→ **Information supplied**:

+ + +

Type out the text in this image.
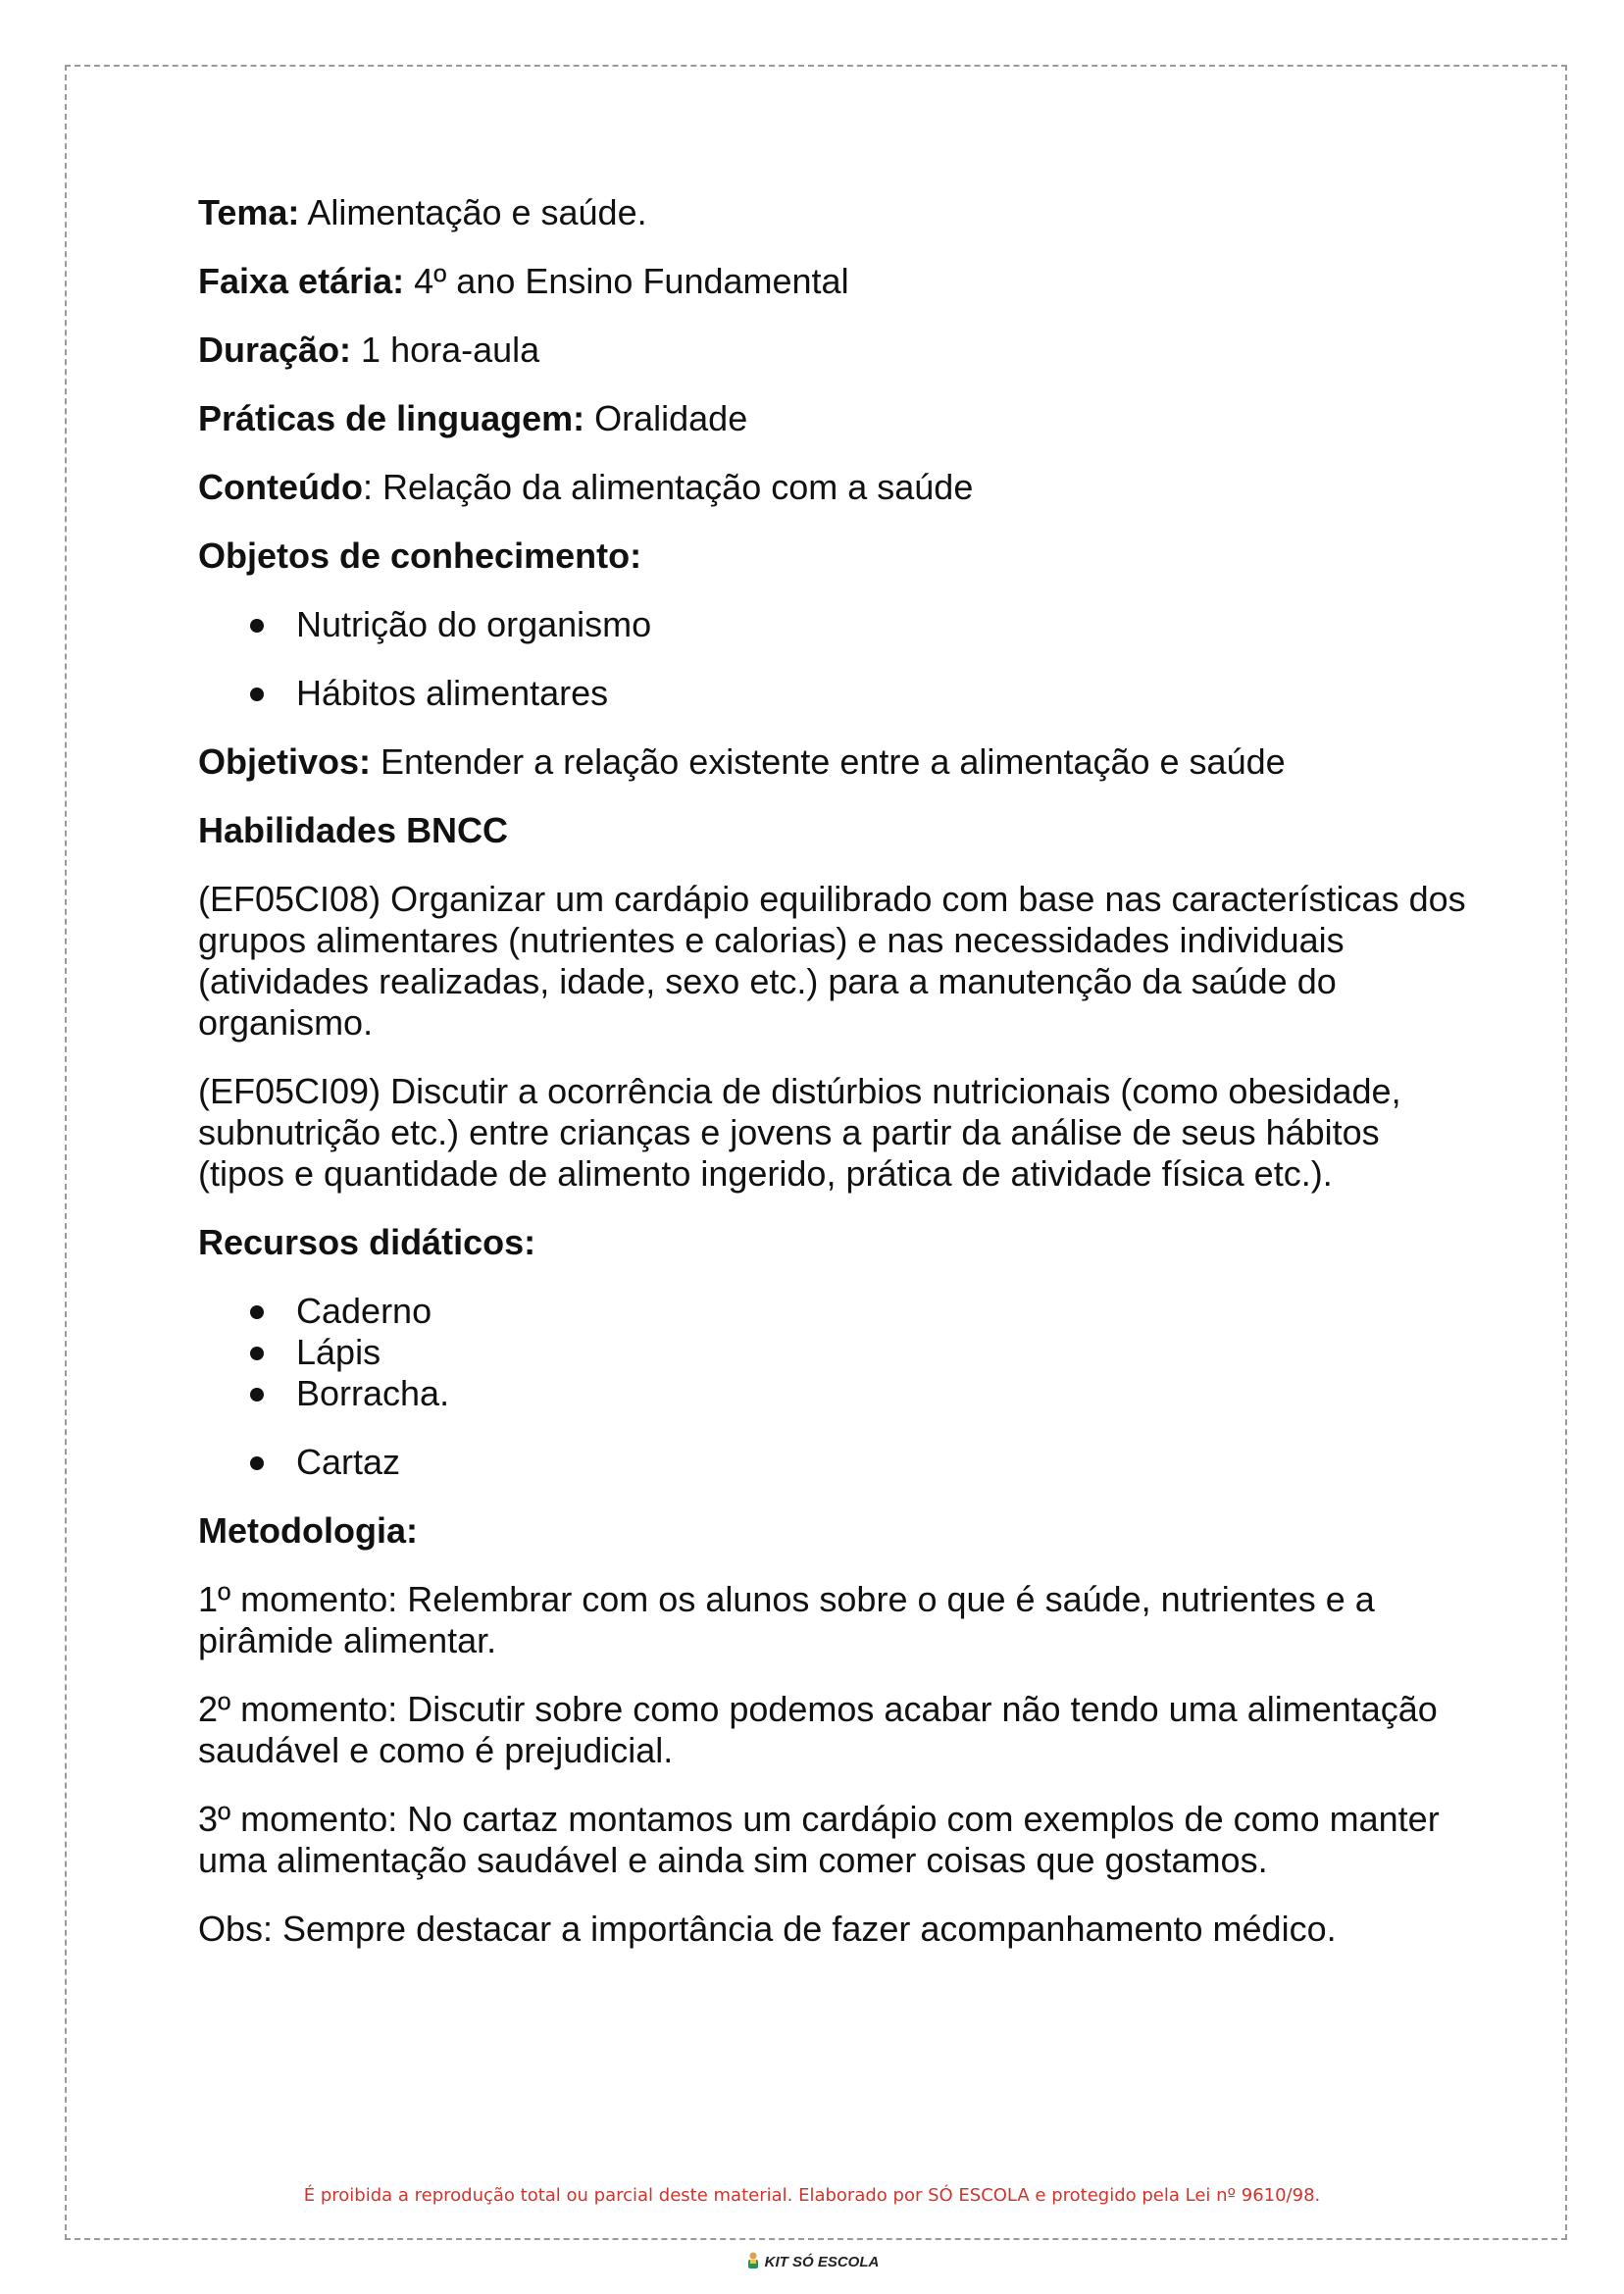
Tema: Alimentação e saúde.

Faixa etária: 4º ano Ensino Fundamental

Duração: 1 hora-aula

Práticas de linguagem: Oralidade

Conteúdo: Relação da alimentação com a saúde

Objetos de conhecimento:

Nutrição do organismo
Hábitos alimentares

Objetivos: Entender a relação existente entre a alimentação e saúde

Habilidades BNCC

(EF05CI08) Organizar um cardápio equilibrado com base nas características dos grupos alimentares (nutrientes e calorias) e nas necessidades individuais (atividades realizadas, idade, sexo etc.) para a manutenção da saúde do organismo.

(EF05CI09) Discutir a ocorrência de distúrbios nutricionais (como obesidade, subnutrição etc.) entre crianças e jovens a partir da análise de seus hábitos (tipos e quantidade de alimento ingerido, prática de atividade física etc.).

Recursos didáticos:

Caderno
Lápis
Borracha.
Cartaz

Metodologia:

1º momento: Relembrar com os alunos sobre o que é saúde, nutrientes e a pirâmide alimentar.

2º momento: Discutir sobre como podemos acabar não tendo uma alimentação saudável e como é prejudicial.

3º momento: No cartaz montamos um cardápio com exemplos de como manter uma alimentação saudável e ainda sim comer coisas que gostamos.

Obs: Sempre destacar a importância de fazer acompanhamento médico.

É proibida a reprodução total ou parcial deste material. Elaborado por SÓ ESCOLA e protegido pela Lei nº 9610/98.
KIT SÓ ESCOLA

+ + +

→ **Stated task**: Reproduce the material in full, word for word, and omit the pictures.

→ **The result**:
Type out the text in this image.
Tema: Alimentação e saúde.

Faixa etária: 4º ano Ensino Fundamental

Duração: 1 hora-aula

Práticas de linguagem: Oralidade

Conteúdo: Relação da alimentação com a saúde

Objetos de conhecimento:

Nutrição do organismo
Hábitos alimentares

Objetivos: Entender a relação existente entre a alimentação e saúde

Habilidades BNCC

(EF05CI08) Organizar um cardápio equilibrado com base nas características dos grupos alimentares (nutrientes e calorias) e nas necessidades individuais (atividades realizadas, idade, sexo etc.) para a manutenção da saúde do organismo.

(EF05CI09) Discutir a ocorrência de distúrbios nutricionais (como obesidade, subnutrição etc.) entre crianças e jovens a partir da análise de seus hábitos (tipos e quantidade de alimento ingerido, prática de atividade física etc.).

Recursos didáticos:

Caderno
Lápis
Borracha.
Cartaz

Metodologia:

1º momento: Relembrar com os alunos sobre o que é saúde, nutrientes e a pirâmide alimentar.

2º momento: Discutir sobre como podemos acabar não tendo uma alimentação saudável e como é prejudicial.

3º momento: No cartaz montamos um cardápio com exemplos de como manter uma alimentação saudável e ainda sim comer coisas que gostamos.

Obs: Sempre destacar a importância de fazer acompanhamento médico.

É proibida a reprodução total ou parcial deste material. Elaborado por SÓ ESCOLA e protegido pela Lei nº 9610/98.
KIT SÓ ESCOLA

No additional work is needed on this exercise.